● **GIVEN TASK**
Look below and pull out each line with the word "begin".

● **EXTRACTED RECORDS**

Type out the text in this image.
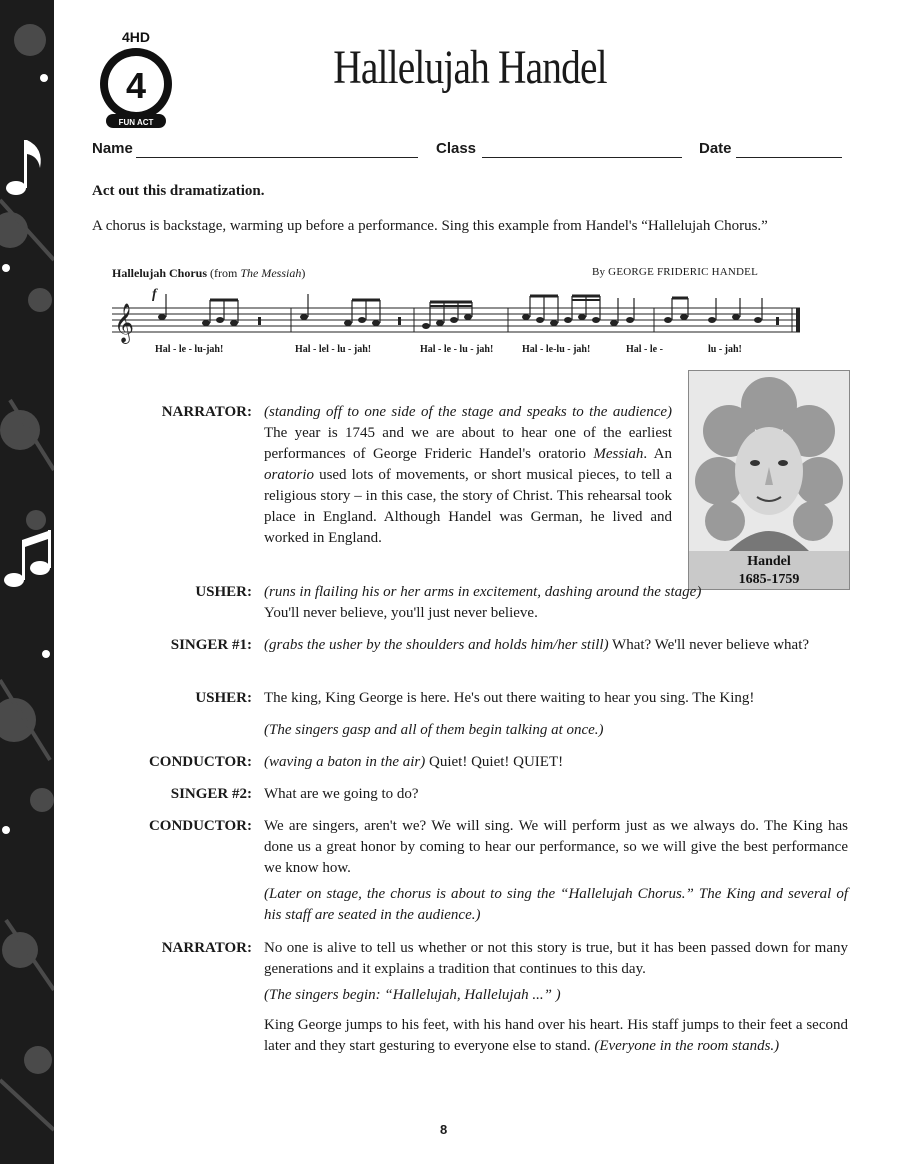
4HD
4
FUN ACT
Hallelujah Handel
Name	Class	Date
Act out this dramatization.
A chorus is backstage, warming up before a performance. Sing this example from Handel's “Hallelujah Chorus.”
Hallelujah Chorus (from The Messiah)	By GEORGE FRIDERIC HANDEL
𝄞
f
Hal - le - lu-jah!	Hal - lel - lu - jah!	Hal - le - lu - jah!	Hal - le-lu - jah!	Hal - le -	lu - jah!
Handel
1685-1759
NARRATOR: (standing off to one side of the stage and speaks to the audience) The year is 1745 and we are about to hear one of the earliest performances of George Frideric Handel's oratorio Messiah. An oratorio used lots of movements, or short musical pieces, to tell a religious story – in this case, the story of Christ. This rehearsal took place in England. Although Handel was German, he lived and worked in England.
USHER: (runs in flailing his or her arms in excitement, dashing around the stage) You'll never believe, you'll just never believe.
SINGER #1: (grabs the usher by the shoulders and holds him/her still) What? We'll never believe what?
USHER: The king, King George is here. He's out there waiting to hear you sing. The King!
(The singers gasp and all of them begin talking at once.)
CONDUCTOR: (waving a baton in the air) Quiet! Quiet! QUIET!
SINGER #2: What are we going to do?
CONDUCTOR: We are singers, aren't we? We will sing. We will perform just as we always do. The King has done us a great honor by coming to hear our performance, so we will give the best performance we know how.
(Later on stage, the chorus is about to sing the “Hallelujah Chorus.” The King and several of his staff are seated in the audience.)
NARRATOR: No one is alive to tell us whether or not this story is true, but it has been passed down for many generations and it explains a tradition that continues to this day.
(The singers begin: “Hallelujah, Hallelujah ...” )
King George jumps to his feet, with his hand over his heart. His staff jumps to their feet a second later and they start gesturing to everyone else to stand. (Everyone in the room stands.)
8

--

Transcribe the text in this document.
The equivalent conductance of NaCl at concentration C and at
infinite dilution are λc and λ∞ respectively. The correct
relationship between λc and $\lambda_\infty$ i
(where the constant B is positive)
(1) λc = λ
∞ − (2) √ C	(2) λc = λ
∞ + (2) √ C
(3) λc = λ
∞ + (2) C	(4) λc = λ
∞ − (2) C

==

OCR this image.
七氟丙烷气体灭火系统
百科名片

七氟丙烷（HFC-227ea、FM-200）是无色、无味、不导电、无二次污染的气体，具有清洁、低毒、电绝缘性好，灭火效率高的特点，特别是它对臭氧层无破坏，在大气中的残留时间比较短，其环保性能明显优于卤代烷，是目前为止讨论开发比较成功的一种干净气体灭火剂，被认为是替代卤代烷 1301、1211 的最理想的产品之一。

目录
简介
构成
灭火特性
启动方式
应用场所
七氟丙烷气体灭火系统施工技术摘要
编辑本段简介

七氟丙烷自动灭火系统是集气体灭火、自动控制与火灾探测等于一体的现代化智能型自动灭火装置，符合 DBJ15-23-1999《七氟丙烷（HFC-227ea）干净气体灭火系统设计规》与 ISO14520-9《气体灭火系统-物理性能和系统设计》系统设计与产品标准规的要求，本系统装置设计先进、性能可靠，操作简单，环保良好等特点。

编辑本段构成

● **TASK OUTPUT**
(The singers gasp and all of them begin talking at once.)
(The singers begin: “Hallelujah, Hallelujah ...” )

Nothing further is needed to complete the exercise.